> **Given instruction**: State how many lines of the entries hold the string "value", and output nothing but that count.

(Records contained in a dataset)
==================================================

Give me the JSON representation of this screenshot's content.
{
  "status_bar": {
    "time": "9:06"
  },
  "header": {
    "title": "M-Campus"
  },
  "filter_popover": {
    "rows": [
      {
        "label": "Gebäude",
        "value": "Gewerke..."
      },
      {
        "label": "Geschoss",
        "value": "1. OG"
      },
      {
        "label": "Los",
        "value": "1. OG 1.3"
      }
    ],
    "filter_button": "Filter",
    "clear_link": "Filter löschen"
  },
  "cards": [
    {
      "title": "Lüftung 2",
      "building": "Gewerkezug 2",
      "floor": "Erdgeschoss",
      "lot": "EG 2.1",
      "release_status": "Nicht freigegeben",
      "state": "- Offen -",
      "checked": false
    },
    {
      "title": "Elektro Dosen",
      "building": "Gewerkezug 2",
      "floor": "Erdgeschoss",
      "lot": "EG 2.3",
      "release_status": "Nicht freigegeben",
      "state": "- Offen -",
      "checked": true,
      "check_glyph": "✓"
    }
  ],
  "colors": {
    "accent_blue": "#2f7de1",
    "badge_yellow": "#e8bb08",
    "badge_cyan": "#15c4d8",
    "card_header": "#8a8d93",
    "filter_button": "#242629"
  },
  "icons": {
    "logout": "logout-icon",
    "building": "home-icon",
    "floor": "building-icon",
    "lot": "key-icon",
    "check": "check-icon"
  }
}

==================================================

> **Full solution**: 3